◆ **Supplied data**:

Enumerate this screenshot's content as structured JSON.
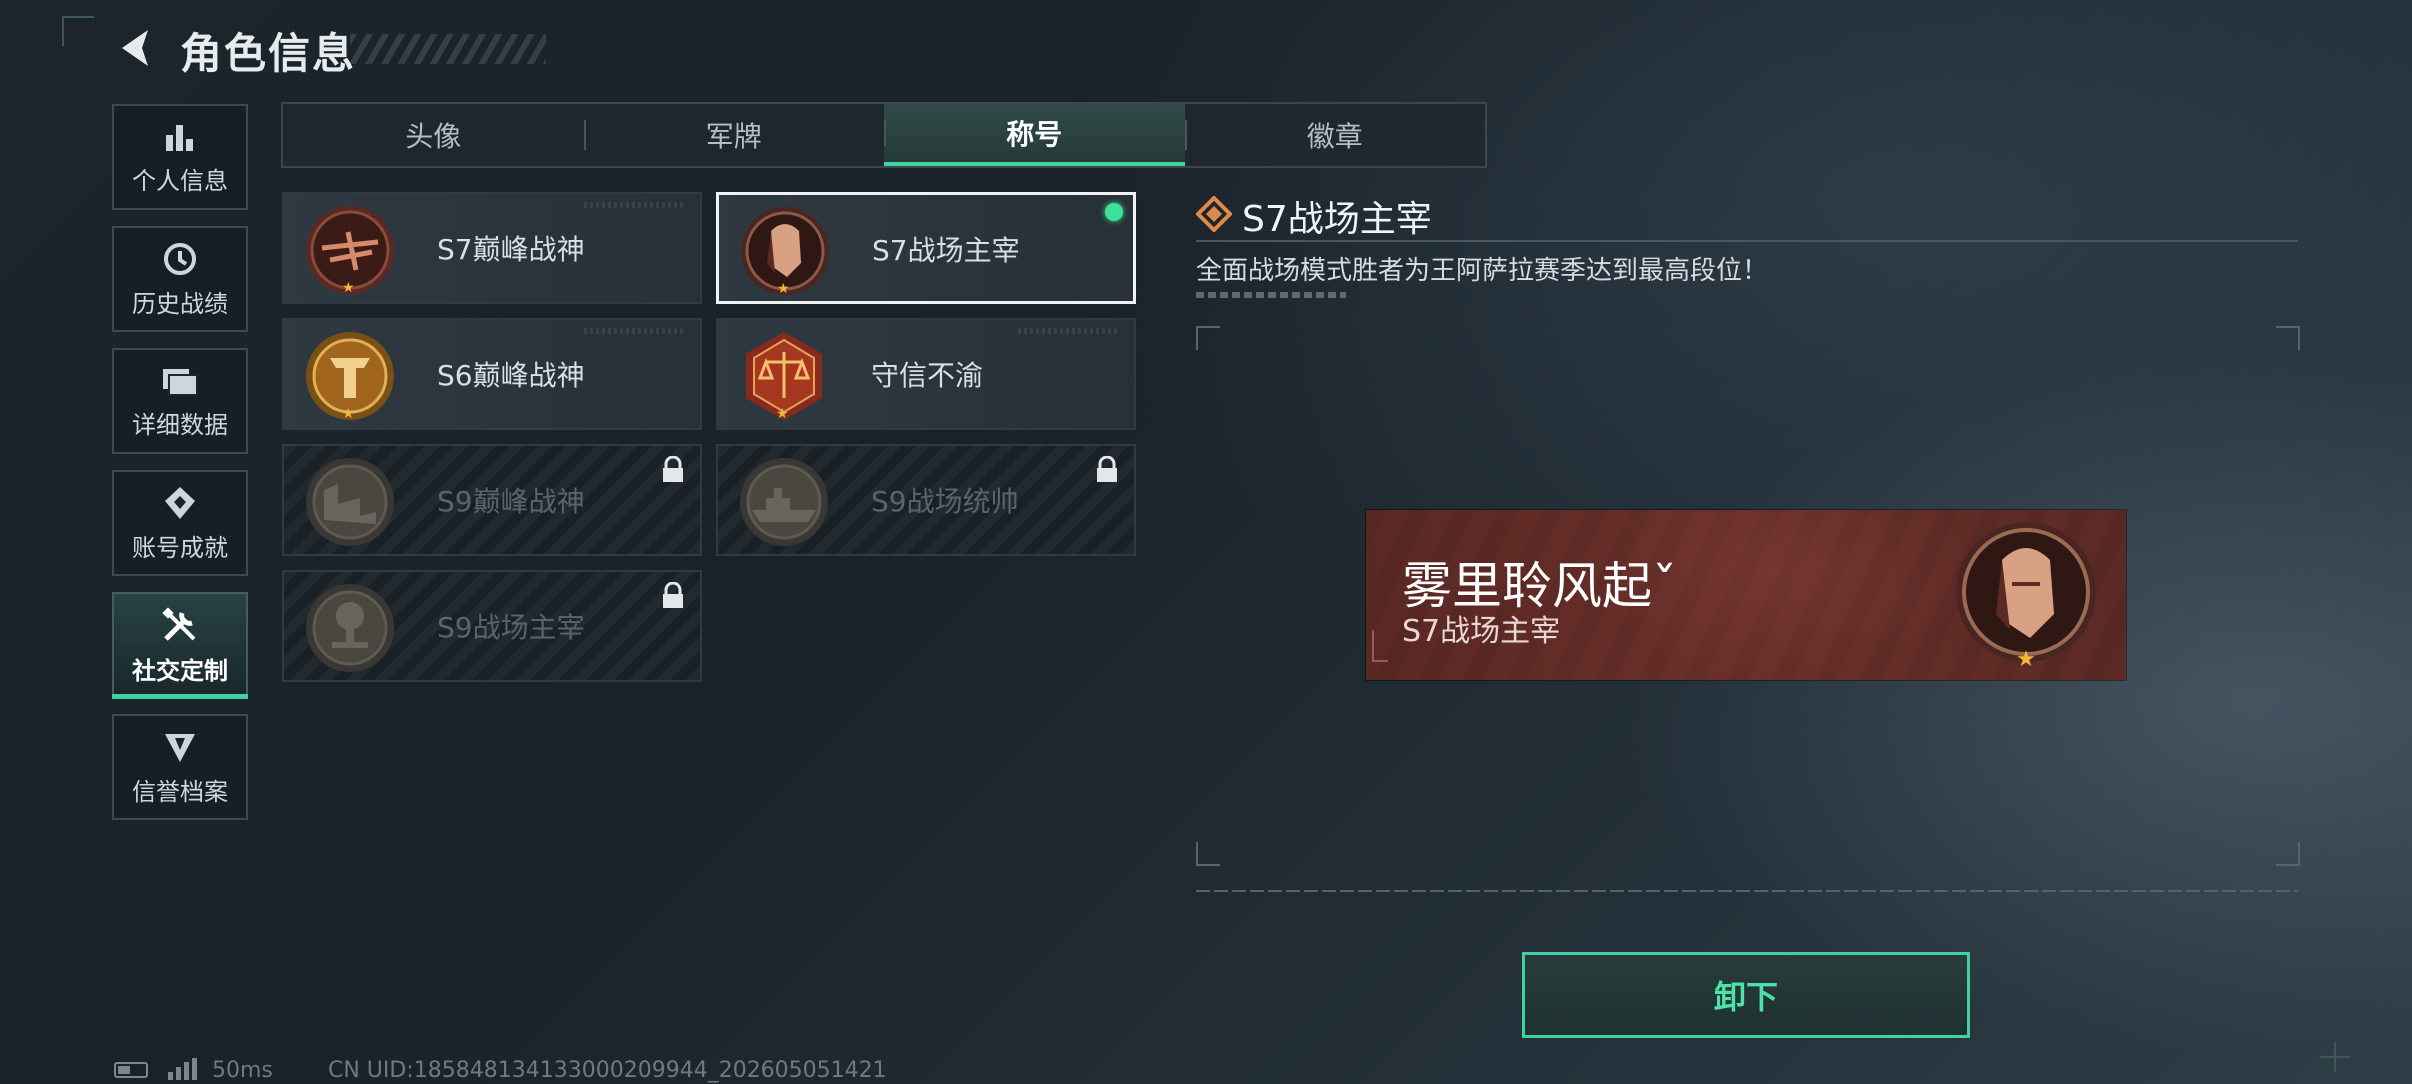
{
  "header": {
    "title": "角色信息"
  },
  "sidebar": {
    "items": [
      {
        "label": "个人信息",
        "icon": "bar-chart-icon"
      },
      {
        "label": "历史战绩",
        "icon": "history-clock-icon"
      },
      {
        "label": "详细数据",
        "icon": "folder-icon"
      },
      {
        "label": "账号成就",
        "icon": "achievement-icon"
      },
      {
        "label": "社交定制",
        "icon": "tools-icon",
        "active": true
      },
      {
        "label": "信誉档案",
        "icon": "shield-wings-icon"
      }
    ]
  },
  "tabs": [
    {
      "label": "头像"
    },
    {
      "label": "军牌"
    },
    {
      "label": "称号",
      "active": true
    },
    {
      "label": "徽章"
    }
  ],
  "titles": [
    {
      "name": "S7巅峰战神",
      "locked": false,
      "medal": "crossbow-medal-icon"
    },
    {
      "name": "S7战场主宰",
      "locked": false,
      "selected": true,
      "equipped": true,
      "medal": "warrior-head-medal-icon"
    },
    {
      "name": "S6巅峰战神",
      "locked": false,
      "medal": "t-emblem-medal-icon"
    },
    {
      "name": "守信不渝",
      "locked": false,
      "medal": "scales-medal-icon"
    },
    {
      "name": "S9巅峰战神",
      "locked": true,
      "medal": "fortress-medal-icon"
    },
    {
      "name": "S9战场统帅",
      "locked": true,
      "medal": "warship-medal-icon"
    },
    {
      "name": "S9战场主宰",
      "locked": true,
      "medal": "explosion-medal-icon"
    }
  ],
  "detail": {
    "title": "S7战场主宰",
    "description": "全面战场模式胜者为王阿萨拉赛季达到最高段位！",
    "preview": {
      "player_name": "雾里聆风起ˇ",
      "title": "S7战场主宰"
    },
    "action_label": "卸下"
  },
  "status": {
    "ping": "50ms",
    "uid": "CN UID:18584813413300020994​4_202605051421"
  },
  "colors": {
    "accent": "#3fd1a0",
    "equipped_dot": "#3fe09a",
    "nameplate": "#6a2f29",
    "star": "#f0b93a"
  }
}
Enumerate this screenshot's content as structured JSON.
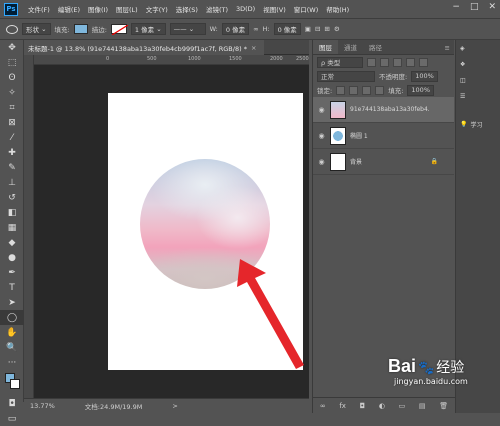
{
  "menubar": {
    "logo": "Ps",
    "items": [
      "文件(F)",
      "编辑(E)",
      "图像(I)",
      "图层(L)",
      "文字(Y)",
      "选择(S)",
      "滤镜(T)",
      "3D(D)",
      "视图(V)",
      "窗口(W)",
      "帮助(H)"
    ],
    "win_min": "−",
    "win_max": "□",
    "win_close": "✕"
  },
  "options": {
    "shape_mode": "形状",
    "fill_label": "填充:",
    "stroke_label": "描边:",
    "stroke_width": "1 像素",
    "w_label": "W:",
    "w_value": "0 像素",
    "link": "∞",
    "h_label": "H:",
    "h_value": "0 像素",
    "colors": {
      "fill": "#7fb7dc"
    }
  },
  "document": {
    "tab_title": "未标题-1 @ 13.8% (91e744138aba13a30feb4cb999f1ac7f, RGB/8) *",
    "tab_close": "×",
    "ruler_marks": [
      "0",
      "500",
      "1000",
      "1500",
      "2000",
      "2500"
    ],
    "zoom": "13.77%",
    "doc_info": "文档:24.9M/19.9M",
    "status_arrow": ">"
  },
  "panel": {
    "tabs": [
      "图层",
      "通道",
      "路径"
    ],
    "filter_kind": "ρ 类型",
    "blend_mode": "正常",
    "opacity_label": "不透明度:",
    "opacity_value": "100%",
    "lock_label": "锁定:",
    "fill_label": "填充:",
    "fill_value": "100%",
    "layers": [
      {
        "name": "91e744138aba13a30feb4...",
        "selected": true
      },
      {
        "name": "椭圆 1",
        "selected": false
      },
      {
        "name": "背景",
        "selected": false
      }
    ],
    "lock_icon": "🔒",
    "bottom_icons": [
      "∞",
      "fx",
      "◘",
      "◐",
      "▭",
      "▤",
      "🗑"
    ]
  },
  "dock": {
    "items": [
      {
        "label": "",
        "icon": "layers-icon"
      },
      {
        "label": "",
        "icon": "channels-icon"
      },
      {
        "label": "",
        "icon": "paths-icon"
      },
      {
        "label": "",
        "icon": "properties-icon"
      },
      {
        "label": "学习",
        "icon": "learn-icon"
      }
    ]
  },
  "watermark": {
    "brand": "Bai",
    "brand2": "经验",
    "url": "jingyan.baidu.com"
  }
}
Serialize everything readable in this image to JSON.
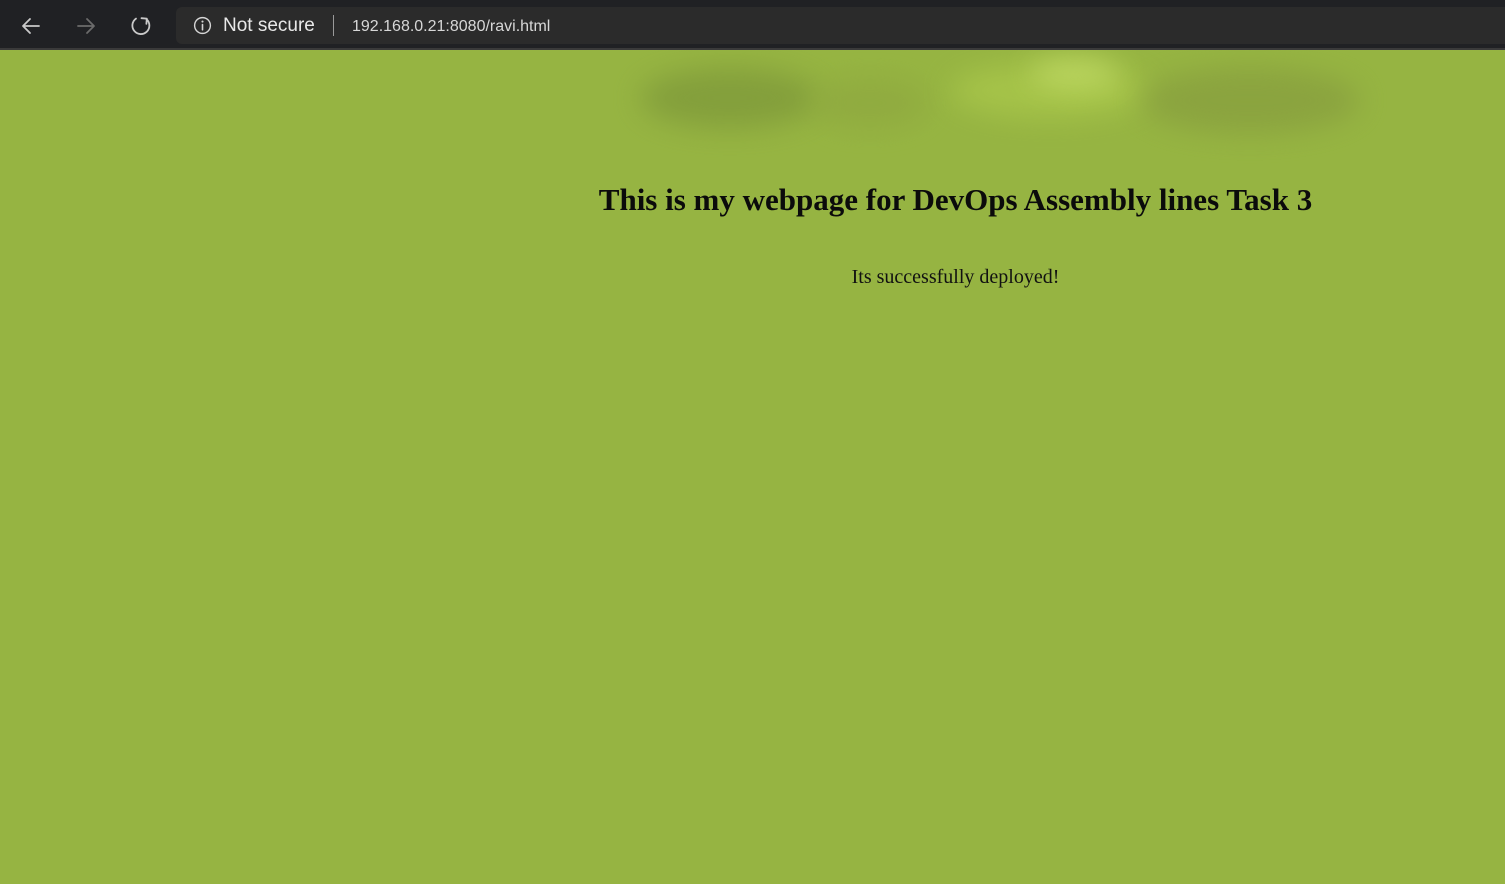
{
  "browser": {
    "nav": {
      "back_icon": "arrow-left-icon",
      "forward_icon": "arrow-right-icon",
      "reload_icon": "reload-icon"
    },
    "address_bar": {
      "security_icon": "info-icon",
      "security_label": "Not secure",
      "url": "192.168.0.21:8080/ravi.html"
    }
  },
  "page": {
    "background_color": "#96b442",
    "heading": "This is my webpage for DevOps Assembly lines Task 3",
    "message": "Its successfully deployed!"
  }
}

◆ **Set exercise**:
Nothing but the lines from the line containing "Serialize everything readable" through the last line of the records above is to be extracted, exactly and with no pictures.

◆ **Solution to the exercise**:
Serialize everything readable in this image to JSON.
{
  "browser": {
    "nav": {
      "back_icon": "arrow-left-icon",
      "forward_icon": "arrow-right-icon",
      "reload_icon": "reload-icon"
    },
    "address_bar": {
      "security_icon": "info-icon",
      "security_label": "Not secure",
      "url": "192.168.0.21:8080/ravi.html"
    }
  },
  "page": {
    "background_color": "#96b442",
    "heading": "This is my webpage for DevOps Assembly lines Task 3",
    "message": "Its successfully deployed!"
  }
}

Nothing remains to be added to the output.